From the records, pick out and copy each line containing "name".

·····

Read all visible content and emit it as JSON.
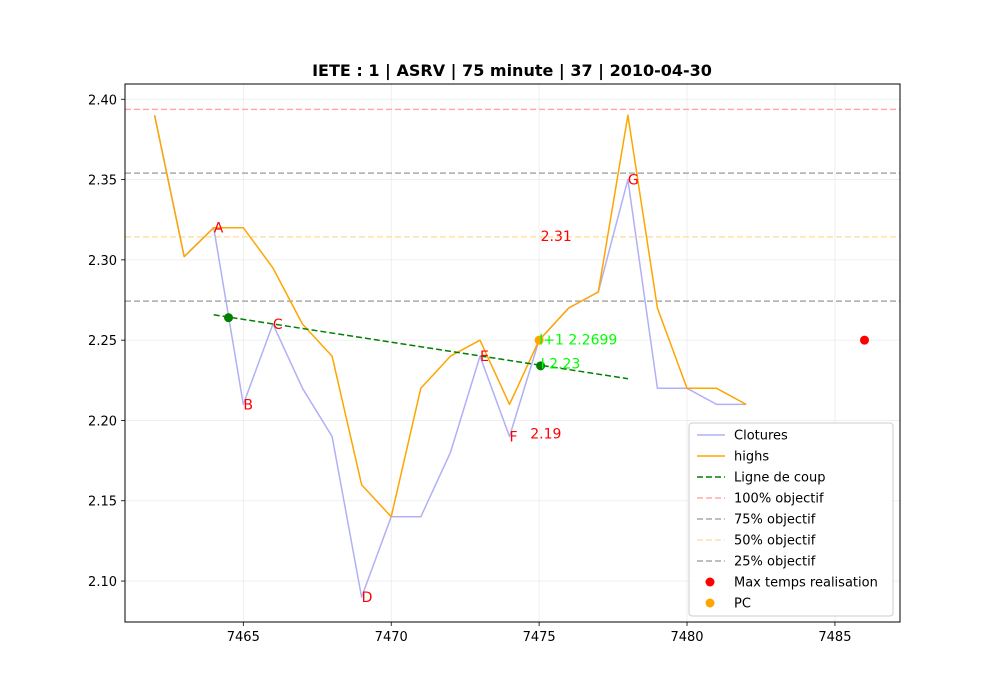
{
  "chart_data": {
    "type": "line",
    "title": "IETE : 1 | ASRV | 75 minute | 37 | 2010-04-30",
    "xlabel": "",
    "ylabel": "",
    "xlim": [
      7461,
      7487.2
    ],
    "ylim": [
      2.0745,
      2.4095
    ],
    "xticks": [
      7465,
      7470,
      7475,
      7480,
      7485
    ],
    "yticks": [
      2.1,
      2.15,
      2.2,
      2.25,
      2.3,
      2.35,
      2.4
    ],
    "grid": true,
    "legend_position": "lower-right",
    "series": [
      {
        "name": "Clotures",
        "style": "solid",
        "color": "#b0b0f8",
        "points": [
          [
            7462,
            2.39
          ],
          [
            7463,
            2.302
          ],
          [
            7464,
            2.32
          ],
          [
            7465,
            2.21
          ],
          [
            7466,
            2.26
          ],
          [
            7467,
            2.22
          ],
          [
            7468,
            2.19
          ],
          [
            7469,
            2.09
          ],
          [
            7470,
            2.14
          ],
          [
            7471,
            2.14
          ],
          [
            7472,
            2.18
          ],
          [
            7473,
            2.24
          ],
          [
            7474,
            2.19
          ],
          [
            7475,
            2.25
          ],
          [
            7476,
            2.27
          ],
          [
            7477,
            2.28
          ],
          [
            7478,
            2.35
          ],
          [
            7479,
            2.22
          ],
          [
            7480,
            2.22
          ],
          [
            7481,
            2.21
          ],
          [
            7482,
            2.21
          ]
        ]
      },
      {
        "name": "highs",
        "style": "solid",
        "color": "#ffa500",
        "points": [
          [
            7462,
            2.39
          ],
          [
            7463,
            2.302
          ],
          [
            7464,
            2.32
          ],
          [
            7465,
            2.32
          ],
          [
            7466,
            2.295
          ],
          [
            7467,
            2.26
          ],
          [
            7468,
            2.24
          ],
          [
            7469,
            2.16
          ],
          [
            7470,
            2.14
          ],
          [
            7471,
            2.22
          ],
          [
            7472,
            2.24
          ],
          [
            7473,
            2.25
          ],
          [
            7474,
            2.21
          ],
          [
            7475,
            2.25
          ],
          [
            7476,
            2.27
          ],
          [
            7477,
            2.28
          ],
          [
            7478,
            2.39
          ],
          [
            7479,
            2.27
          ],
          [
            7480,
            2.22
          ],
          [
            7481,
            2.22
          ],
          [
            7482,
            2.21
          ]
        ]
      },
      {
        "name": "Ligne de coup",
        "style": "dashed",
        "color": "#008000",
        "points": [
          [
            7464,
            2.2658
          ],
          [
            7478,
            2.226
          ]
        ]
      }
    ],
    "hlines": [
      {
        "name": "100% objectif",
        "y": 2.3937,
        "color": "#ffaaaa"
      },
      {
        "name": "75% objectif",
        "y": 2.354,
        "color": "#aaaaaa"
      },
      {
        "name": "50% objectif",
        "y": 2.3143,
        "color": "#ffe0a8"
      },
      {
        "name": "25% objectif",
        "y": 2.2743,
        "color": "#aaaaaa"
      }
    ],
    "markers": [
      {
        "name": "Max temps realisation",
        "x": 7486,
        "y": 2.25,
        "color": "#ff0000"
      },
      {
        "name": "PC",
        "x": 7475,
        "y": 2.25,
        "color": "#ffa500"
      },
      {
        "name": "",
        "x": 7464.5,
        "y": 2.264,
        "color": "#008000"
      },
      {
        "name": "",
        "x": 7475.05,
        "y": 2.234,
        "color": "#008000"
      }
    ],
    "point_labels": [
      {
        "text": "A",
        "x": 7464,
        "y": 2.32,
        "color": "#ff0000"
      },
      {
        "text": "B",
        "x": 7465,
        "y": 2.21,
        "color": "#ff0000"
      },
      {
        "text": "C",
        "x": 7466,
        "y": 2.26,
        "color": "#ff0000"
      },
      {
        "text": "D",
        "x": 7469,
        "y": 2.09,
        "color": "#ff0000"
      },
      {
        "text": "E",
        "x": 7473,
        "y": 2.24,
        "color": "#ff0000"
      },
      {
        "text": "F",
        "x": 7474,
        "y": 2.19,
        "color": "#ff0000"
      },
      {
        "text": "G",
        "x": 7478,
        "y": 2.35,
        "color": "#ff0000"
      },
      {
        "text": "2.31",
        "x": 7475.05,
        "y": 2.315,
        "color": "#ff0000"
      },
      {
        "text": "2.19",
        "x": 7474.7,
        "y": 2.192,
        "color": "#ff0000"
      },
      {
        "text": "I+1 2.2699",
        "x": 7475.0,
        "y": 2.2505,
        "color": "#00ff00"
      },
      {
        "text": "I 2.23",
        "x": 7475.05,
        "y": 2.2355,
        "color": "#00ff00"
      }
    ]
  }
}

·····

§ Solution for this exercise:
        "name": "Clotures",
        "name": "highs",
        "name": "Ligne de coup",
        "name": "100% objectif",
        "name": "75% objectif",
        "name": "50% objectif",
        "name": "25% objectif",
        "name": "Max temps realisation",
        "name": "PC",
        "name": "",
        "name": "",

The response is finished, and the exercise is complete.